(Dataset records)
──────

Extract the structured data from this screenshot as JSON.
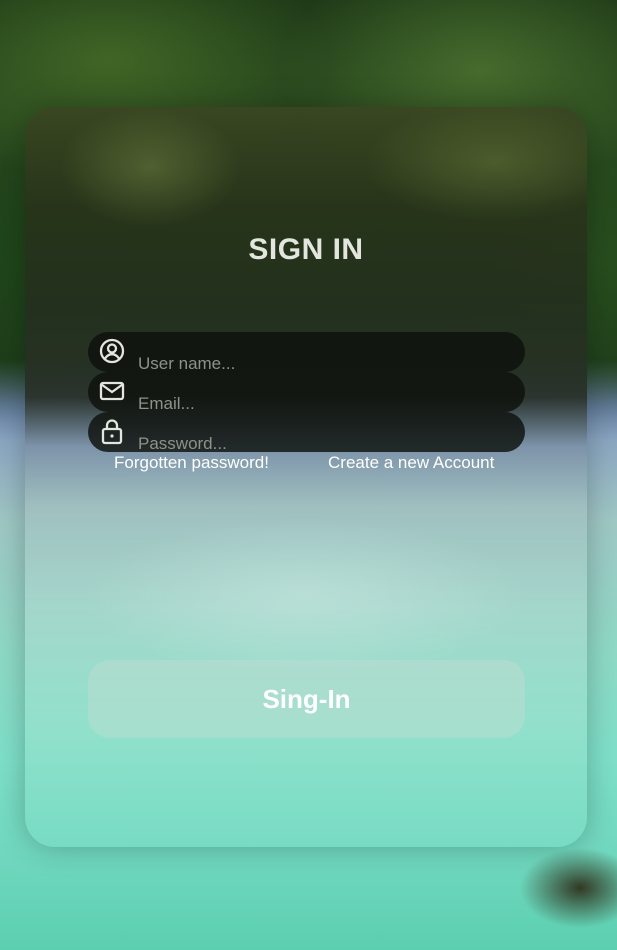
{
  "form": {
    "title": "SIGN IN",
    "fields": [
      {
        "name": "username",
        "icon": "user-circle-icon",
        "placeholder": "User name...",
        "value": ""
      },
      {
        "name": "email",
        "icon": "envelope-icon",
        "placeholder": "Email...",
        "value": ""
      },
      {
        "name": "password",
        "icon": "lock-icon",
        "placeholder": "Password...",
        "value": ""
      }
    ],
    "forgot_link": "Forgotten password!",
    "create_link": "Create a new Account",
    "submit_label": "Sing-In"
  },
  "colors": {
    "title": "#e3e6df",
    "field_bg": "#0e110c",
    "placeholder": "#8d928a",
    "link": "#ffffff"
  }
}
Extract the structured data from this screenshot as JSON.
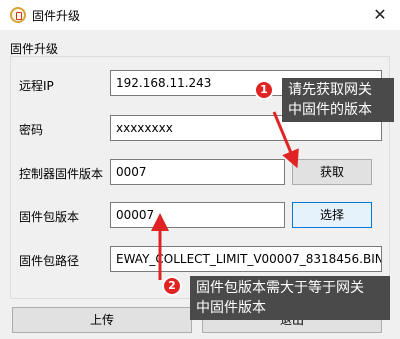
{
  "window": {
    "title": "固件升级",
    "close_glyph": "✕"
  },
  "group": {
    "title": "固件升级"
  },
  "form": {
    "remote_ip": {
      "label": "远程IP",
      "value": "192.168.11.243"
    },
    "password": {
      "label": "密码",
      "value": "xxxxxxxx"
    },
    "controller_fw_version": {
      "label": "控制器固件版本",
      "value": "0007"
    },
    "package_version": {
      "label": "固件包版本",
      "value": "00007"
    },
    "package_path": {
      "label": "固件包路径",
      "value": "EWAY_COLLECT_LIMIT_V00007_8318456.BIN"
    }
  },
  "buttons": {
    "fetch": "获取",
    "select": "选择",
    "upload": "上传",
    "exit": "退出"
  },
  "annotations": {
    "callout_1": {
      "number": "1",
      "text_line1": "请先获取网关",
      "text_line2": "中固件的版本"
    },
    "callout_2": {
      "number": "2",
      "text_line1": "固件包版本需大于等于网关",
      "text_line2": "中固件版本"
    }
  },
  "colors": {
    "annotation_red": "#e02424",
    "callout_bg": "#4a4a4a",
    "focus_blue": "#0078d7"
  }
}
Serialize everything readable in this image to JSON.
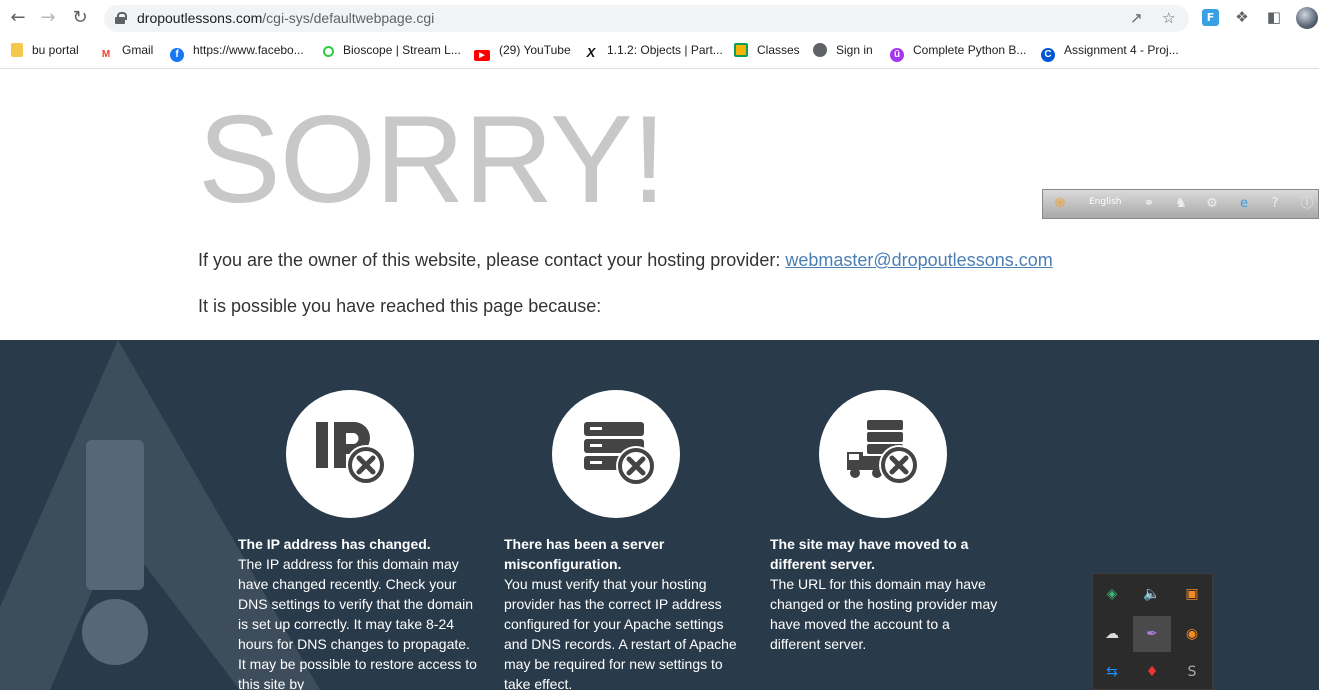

──────

Write out all the entries again, word for word, and print no images.

**Written response**
Extract the structured data from this screenshot as JSON.
{
  "form": {
    "title": "SIGN IN",
    "fields": [
      {
        "name": "username",
        "icon": "user-circle-icon",
        "placeholder": "User name...",
        "value": ""
      },
      {
        "name": "email",
        "icon": "envelope-icon",
        "placeholder": "Email...",
        "value": ""
      },
      {
        "name": "password",
        "icon": "lock-icon",
        "placeholder": "Password...",
        "value": ""
      }
    ],
    "forgot_link": "Forgotten password!",
    "create_link": "Create a new Account",
    "submit_label": "Sing-In"
  },
  "colors": {
    "title": "#e3e6df",
    "field_bg": "#0e110c",
    "placeholder": "#8d928a",
    "link": "#ffffff"
  }
}
Extract the structured data from this screenshot as JSON.
{
  "window": {
    "title": "固件升级",
    "close_glyph": "✕"
  },
  "group": {
    "title": "固件升级"
  },
  "form": {
    "remote_ip": {
      "label": "远程IP",
      "value": "192.168.11.243"
    },
    "password": {
      "label": "密码",
      "value": "xxxxxxxx"
    },
    "controller_fw_version": {
      "label": "控制器固件版本",
      "value": "0007"
    },
    "package_version": {
      "label": "固件包版本",
      "value": "00007"
    },
    "package_path": {
      "label": "固件包路径",
      "value": "EWAY_COLLECT_LIMIT_V00007_8318456.BIN"
    }
  },
  "buttons": {
    "fetch": "获取",
    "select": "选择",
    "upload": "上传",
    "exit": "退出"
  },
  "annotations": {
    "callout_1": {
      "number": "1",
      "text_line1": "请先获取网关",
      "text_line2": "中固件的版本"
    },
    "callout_2": {
      "number": "2",
      "text_line1": "固件包版本需大于等于网关",
      "text_line2": "中固件版本"
    }
  },
  "colors": {
    "annotation_red": "#e02424",
    "callout_bg": "#4a4a4a",
    "focus_blue": "#0078d7"
  }
}
Serialize everything readable in this image to JSON.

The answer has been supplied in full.